*Task brief:*
Quote the records beneath, complete and exact. Leave out images.

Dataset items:
⁂

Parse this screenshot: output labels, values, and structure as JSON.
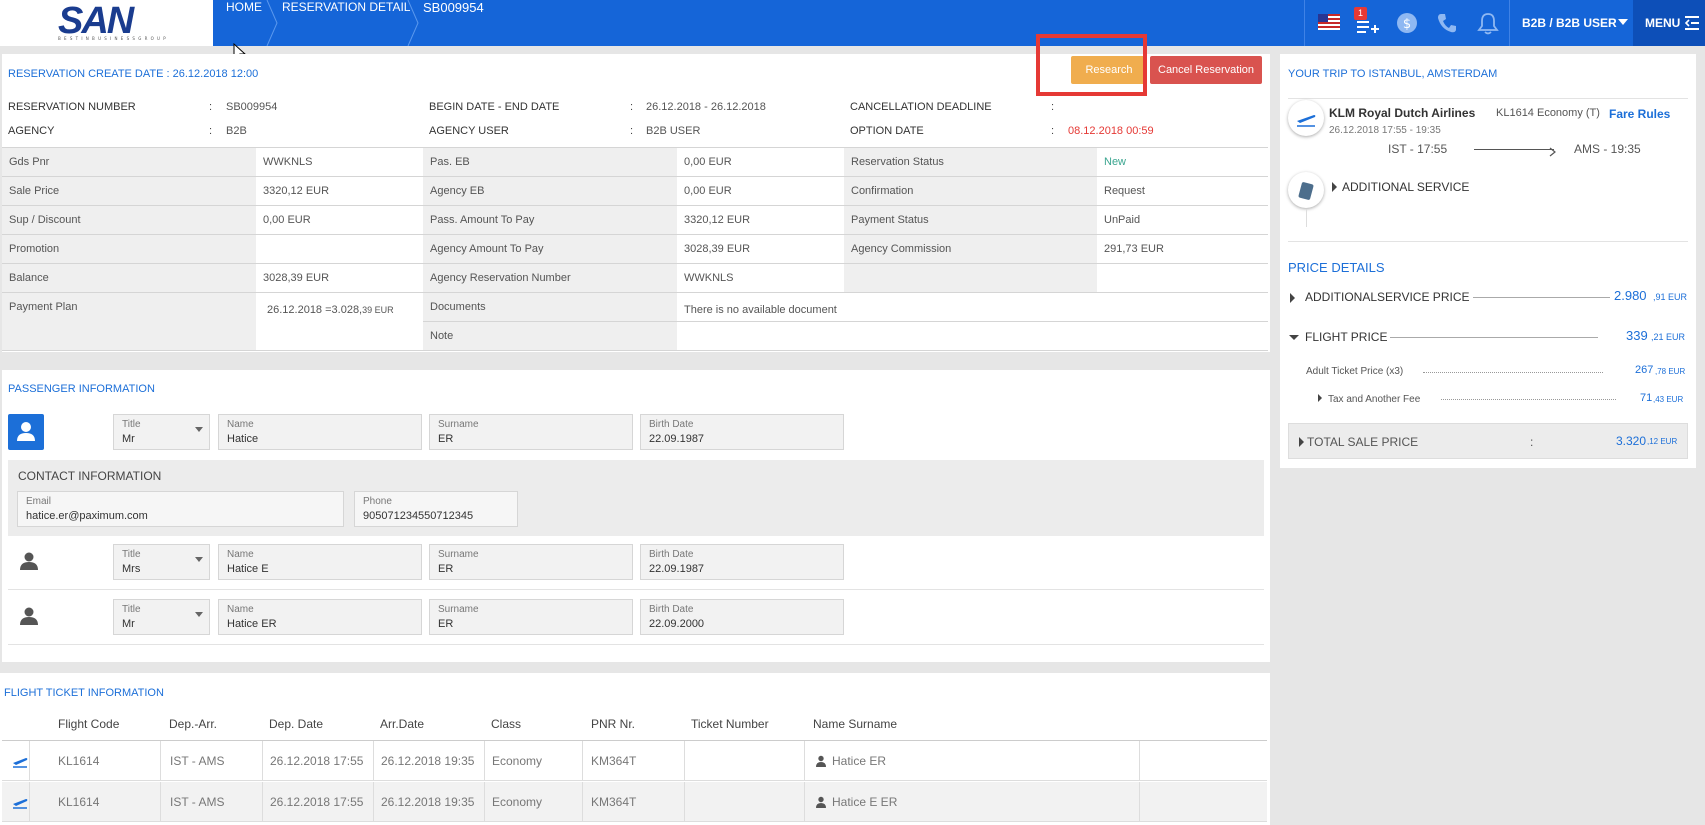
{
  "header": {
    "logo_text": "SAN",
    "logo_tagline": "B E S T  I N  B U S I N E S S  G R O U P",
    "breadcrumbs": [
      "HOME",
      "RESERVATION DETAIL",
      "SB009954"
    ],
    "notification_count": "1",
    "user_label": "B2B / B2B USER",
    "menu_label": "MENU"
  },
  "reservation": {
    "create_date": "RESERVATION CREATE DATE : 26.12.2018 12:00",
    "research_label": "Research",
    "cancel_label": "Cancel Reservation",
    "summary": [
      {
        "label": "RESERVATION NUMBER",
        "value": "SB009954"
      },
      {
        "label": "BEGIN DATE - END DATE",
        "value": "26.12.2018 - 26.12.2018"
      },
      {
        "label": "CANCELLATION DEADLINE",
        "value": ""
      },
      {
        "label": "AGENCY",
        "value": "B2B"
      },
      {
        "label": "AGENCY USER",
        "value": "B2B USER"
      },
      {
        "label": "OPTION DATE",
        "value": "08.12.2018 00:59"
      }
    ],
    "grid": [
      [
        "Gds Pnr",
        "WWKNLS",
        "Pas. EB",
        "0,00 EUR",
        "Reservation Status",
        "New"
      ],
      [
        "Sale Price",
        "3320,12 EUR",
        "Agency EB",
        "0,00 EUR",
        "Confirmation",
        "Request"
      ],
      [
        "Sup / Discount",
        "0,00 EUR",
        "Pass. Amount To Pay",
        "3320,12 EUR",
        "Payment Status",
        "UnPaid"
      ],
      [
        "Promotion",
        "",
        "Agency Amount To Pay",
        "3028,39 EUR",
        "Agency Commission",
        "291,73 EUR"
      ],
      [
        "Balance",
        "3028,39 EUR",
        "Agency Reservation Number",
        "WWKNLS",
        "",
        ""
      ]
    ],
    "payment_plan_label": "Payment Plan",
    "payment_plan_value": "26.12.2018 =3.028,",
    "payment_plan_dec": "39 EUR",
    "documents_label": "Documents",
    "documents_value": "There is no available document",
    "note_label": "Note"
  },
  "passengers": {
    "title": "PASSENGER INFORMATION",
    "field_labels": {
      "title": "Title",
      "name": "Name",
      "surname": "Surname",
      "birth": "Birth Date"
    },
    "list": [
      {
        "title": "Mr",
        "name": "Hatice",
        "surname": "ER",
        "birth": "22.09.1987"
      },
      {
        "title": "Mrs",
        "name": "Hatice E",
        "surname": "ER",
        "birth": "22.09.1987"
      },
      {
        "title": "Mr",
        "name": "Hatice ER",
        "surname": "ER",
        "birth": "22.09.2000"
      }
    ],
    "contact_title": "CONTACT INFORMATION",
    "email_label": "Email",
    "email": "hatice.er@paximum.com",
    "phone_label": "Phone",
    "phone": "905071234550712345"
  },
  "tickets": {
    "title": "FLIGHT TICKET INFORMATION",
    "columns": [
      "Flight Code",
      "Dep.-Arr.",
      "Dep. Date",
      "Arr.Date",
      "Class",
      "PNR Nr.",
      "Ticket Number",
      "Name Surname"
    ],
    "rows": [
      [
        "KL1614",
        "IST - AMS",
        "26.12.2018 17:55",
        "26.12.2018 19:35",
        "Economy",
        "KM364T",
        "",
        "Hatice ER"
      ],
      [
        "KL1614",
        "IST - AMS",
        "26.12.2018 17:55",
        "26.12.2018 19:35",
        "Economy",
        "KM364T",
        "",
        "Hatice E ER"
      ]
    ]
  },
  "trip": {
    "title": "YOUR TRIP TO ISTANBUL, AMSTERDAM",
    "airline": "KLM Royal Dutch Airlines",
    "flight_info": "KL1614 Economy (T)",
    "fare_rules": "Fare Rules",
    "date_range": "26.12.2018 17:55 - 19:35",
    "dep": "IST - 17:55",
    "arr": "AMS - 19:35",
    "additional_service": "ADDITIONAL SERVICE"
  },
  "price": {
    "title": "PRICE DETAILS",
    "additional_label": "ADDITIONALSERVICE PRICE",
    "additional_int": "2.980",
    "additional_dec": ",91 EUR",
    "flight_label": "FLIGHT PRICE",
    "flight_int": "339",
    "flight_dec": ",21 EUR",
    "adult_label": "Adult Ticket Price (x3)",
    "adult_int": "267",
    "adult_dec": ",78 EUR",
    "tax_label": "Tax and Another Fee",
    "tax_int": "71",
    "tax_dec": ",43 EUR",
    "total_label": "TOTAL SALE PRICE",
    "total_sep": ":",
    "total_int": "3.320",
    "total_dec": ",12 EUR"
  },
  "colors": {
    "header": "#1565d8",
    "research": "#f0ad4e",
    "cancel": "#d9534f",
    "highlight": "#e53935",
    "accent": "#1c6fd8"
  }
}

⁂

*Result for this task:*
Parse this screenshot: output labels, values, and structure as JSON.
{
  "header": {
    "logo_text": "SAN",
    "logo_tagline": "B E S T  I N  B U S I N E S S  G R O U P",
    "breadcrumbs": [
      "HOME",
      "RESERVATION DETAIL",
      "SB009954"
    ],
    "notification_count": "1",
    "user_label": "B2B / B2B USER",
    "menu_label": "MENU"
  },
  "reservation": {
    "create_date": "RESERVATION CREATE DATE : 26.12.2018 12:00",
    "research_label": "Research",
    "cancel_label": "Cancel Reservation",
    "summary": [
      {
        "label": "RESERVATION NUMBER",
        "value": "SB009954"
      },
      {
        "label": "BEGIN DATE - END DATE",
        "value": "26.12.2018 - 26.12.2018"
      },
      {
        "label": "CANCELLATION DEADLINE",
        "value": ""
      },
      {
        "label": "AGENCY",
        "value": "B2B"
      },
      {
        "label": "AGENCY USER",
        "value": "B2B USER"
      },
      {
        "label": "OPTION DATE",
        "value": "08.12.2018 00:59"
      }
    ],
    "grid": [
      [
        "Gds Pnr",
        "WWKNLS",
        "Pas. EB",
        "0,00 EUR",
        "Reservation Status",
        "New"
      ],
      [
        "Sale Price",
        "3320,12 EUR",
        "Agency EB",
        "0,00 EUR",
        "Confirmation",
        "Request"
      ],
      [
        "Sup / Discount",
        "0,00 EUR",
        "Pass. Amount To Pay",
        "3320,12 EUR",
        "Payment Status",
        "UnPaid"
      ],
      [
        "Promotion",
        "",
        "Agency Amount To Pay",
        "3028,39 EUR",
        "Agency Commission",
        "291,73 EUR"
      ],
      [
        "Balance",
        "3028,39 EUR",
        "Agency Reservation Number",
        "WWKNLS",
        "",
        ""
      ]
    ],
    "payment_plan_label": "Payment Plan",
    "payment_plan_value": "26.12.2018 =3.028,",
    "payment_plan_dec": "39 EUR",
    "documents_label": "Documents",
    "documents_value": "There is no available document",
    "note_label": "Note"
  },
  "passengers": {
    "title": "PASSENGER INFORMATION",
    "field_labels": {
      "title": "Title",
      "name": "Name",
      "surname": "Surname",
      "birth": "Birth Date"
    },
    "list": [
      {
        "title": "Mr",
        "name": "Hatice",
        "surname": "ER",
        "birth": "22.09.1987"
      },
      {
        "title": "Mrs",
        "name": "Hatice E",
        "surname": "ER",
        "birth": "22.09.1987"
      },
      {
        "title": "Mr",
        "name": "Hatice ER",
        "surname": "ER",
        "birth": "22.09.2000"
      }
    ],
    "contact_title": "CONTACT INFORMATION",
    "email_label": "Email",
    "email": "hatice.er@paximum.com",
    "phone_label": "Phone",
    "phone": "905071234550712345"
  },
  "tickets": {
    "title": "FLIGHT TICKET INFORMATION",
    "columns": [
      "Flight Code",
      "Dep.-Arr.",
      "Dep. Date",
      "Arr.Date",
      "Class",
      "PNR Nr.",
      "Ticket Number",
      "Name Surname"
    ],
    "rows": [
      [
        "KL1614",
        "IST - AMS",
        "26.12.2018 17:55",
        "26.12.2018 19:35",
        "Economy",
        "KM364T",
        "",
        "Hatice ER"
      ],
      [
        "KL1614",
        "IST - AMS",
        "26.12.2018 17:55",
        "26.12.2018 19:35",
        "Economy",
        "KM364T",
        "",
        "Hatice E ER"
      ]
    ]
  },
  "trip": {
    "title": "YOUR TRIP TO ISTANBUL, AMSTERDAM",
    "airline": "KLM Royal Dutch Airlines",
    "flight_info": "KL1614 Economy (T)",
    "fare_rules": "Fare Rules",
    "date_range": "26.12.2018 17:55 - 19:35",
    "dep": "IST - 17:55",
    "arr": "AMS - 19:35",
    "additional_service": "ADDITIONAL SERVICE"
  },
  "price": {
    "title": "PRICE DETAILS",
    "additional_label": "ADDITIONALSERVICE PRICE",
    "additional_int": "2.980",
    "additional_dec": ",91 EUR",
    "flight_label": "FLIGHT PRICE",
    "flight_int": "339",
    "flight_dec": ",21 EUR",
    "adult_label": "Adult Ticket Price (x3)",
    "adult_int": "267",
    "adult_dec": ",78 EUR",
    "tax_label": "Tax and Another Fee",
    "tax_int": "71",
    "tax_dec": ",43 EUR",
    "total_label": "TOTAL SALE PRICE",
    "total_sep": ":",
    "total_int": "3.320",
    "total_dec": ",12 EUR"
  },
  "colors": {
    "header": "#1565d8",
    "research": "#f0ad4e",
    "cancel": "#d9534f",
    "highlight": "#e53935",
    "accent": "#1c6fd8"
  }
}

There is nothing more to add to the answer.